To be done: Filter the records below for the word "document". Copy each line that holds it.

☆ ☆ ☆ ☆

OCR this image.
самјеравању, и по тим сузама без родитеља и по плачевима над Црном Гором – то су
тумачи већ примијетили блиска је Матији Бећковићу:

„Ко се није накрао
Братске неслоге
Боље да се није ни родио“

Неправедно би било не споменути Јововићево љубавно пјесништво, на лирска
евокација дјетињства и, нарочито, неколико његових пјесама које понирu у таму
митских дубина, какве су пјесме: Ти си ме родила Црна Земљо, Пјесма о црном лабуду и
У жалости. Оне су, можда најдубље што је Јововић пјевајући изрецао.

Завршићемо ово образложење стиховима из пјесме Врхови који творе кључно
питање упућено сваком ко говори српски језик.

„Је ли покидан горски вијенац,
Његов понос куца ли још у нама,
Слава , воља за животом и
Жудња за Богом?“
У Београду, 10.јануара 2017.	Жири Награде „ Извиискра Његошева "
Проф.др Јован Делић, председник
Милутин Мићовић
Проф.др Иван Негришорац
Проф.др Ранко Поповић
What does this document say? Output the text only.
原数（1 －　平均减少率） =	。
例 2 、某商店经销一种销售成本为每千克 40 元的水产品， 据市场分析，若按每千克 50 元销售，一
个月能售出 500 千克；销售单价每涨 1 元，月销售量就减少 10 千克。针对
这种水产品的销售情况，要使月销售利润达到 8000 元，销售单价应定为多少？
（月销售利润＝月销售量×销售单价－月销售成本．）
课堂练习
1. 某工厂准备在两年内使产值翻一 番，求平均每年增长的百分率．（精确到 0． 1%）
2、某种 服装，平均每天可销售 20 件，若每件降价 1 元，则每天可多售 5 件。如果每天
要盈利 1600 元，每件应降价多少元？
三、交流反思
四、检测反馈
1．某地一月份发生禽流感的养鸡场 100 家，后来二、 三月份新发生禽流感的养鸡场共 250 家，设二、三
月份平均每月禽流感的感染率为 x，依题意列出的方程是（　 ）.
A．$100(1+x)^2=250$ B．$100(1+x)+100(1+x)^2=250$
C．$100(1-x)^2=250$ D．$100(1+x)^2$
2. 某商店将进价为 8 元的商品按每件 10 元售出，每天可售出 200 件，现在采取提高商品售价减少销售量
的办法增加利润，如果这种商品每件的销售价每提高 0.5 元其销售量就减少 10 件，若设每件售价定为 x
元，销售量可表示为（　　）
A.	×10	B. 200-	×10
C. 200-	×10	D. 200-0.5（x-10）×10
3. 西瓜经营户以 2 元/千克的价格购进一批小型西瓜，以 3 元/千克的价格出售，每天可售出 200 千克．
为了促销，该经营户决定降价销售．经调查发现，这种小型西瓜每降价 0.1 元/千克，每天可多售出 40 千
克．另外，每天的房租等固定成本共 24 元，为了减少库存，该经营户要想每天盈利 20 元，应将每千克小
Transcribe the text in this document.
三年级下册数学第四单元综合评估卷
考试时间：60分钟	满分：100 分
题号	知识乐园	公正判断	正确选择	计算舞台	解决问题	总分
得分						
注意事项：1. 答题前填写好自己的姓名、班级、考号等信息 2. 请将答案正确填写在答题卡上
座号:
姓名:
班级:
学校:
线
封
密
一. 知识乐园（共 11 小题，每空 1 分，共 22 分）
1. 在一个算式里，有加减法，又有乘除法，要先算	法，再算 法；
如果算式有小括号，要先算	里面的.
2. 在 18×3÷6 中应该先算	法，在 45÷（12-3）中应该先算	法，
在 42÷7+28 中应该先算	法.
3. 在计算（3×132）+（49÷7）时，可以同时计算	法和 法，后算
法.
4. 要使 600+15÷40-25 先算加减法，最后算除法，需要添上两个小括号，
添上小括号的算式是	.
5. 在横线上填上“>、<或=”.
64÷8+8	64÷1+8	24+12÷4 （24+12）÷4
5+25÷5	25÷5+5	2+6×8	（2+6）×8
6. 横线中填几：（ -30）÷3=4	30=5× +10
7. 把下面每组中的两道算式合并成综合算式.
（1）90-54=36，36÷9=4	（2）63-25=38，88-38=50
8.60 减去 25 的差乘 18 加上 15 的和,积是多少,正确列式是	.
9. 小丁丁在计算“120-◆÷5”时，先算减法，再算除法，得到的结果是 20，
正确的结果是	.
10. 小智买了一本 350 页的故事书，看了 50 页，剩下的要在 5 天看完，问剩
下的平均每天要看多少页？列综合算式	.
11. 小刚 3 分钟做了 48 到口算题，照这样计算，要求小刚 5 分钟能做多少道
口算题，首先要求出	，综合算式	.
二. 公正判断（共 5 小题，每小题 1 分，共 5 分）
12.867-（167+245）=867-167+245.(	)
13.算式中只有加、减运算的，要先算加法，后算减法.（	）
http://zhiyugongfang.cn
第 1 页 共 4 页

☆ ☆ ☆ ☆

Completed task:
What does this document say? Output the text only.
Transcribe the text in this document.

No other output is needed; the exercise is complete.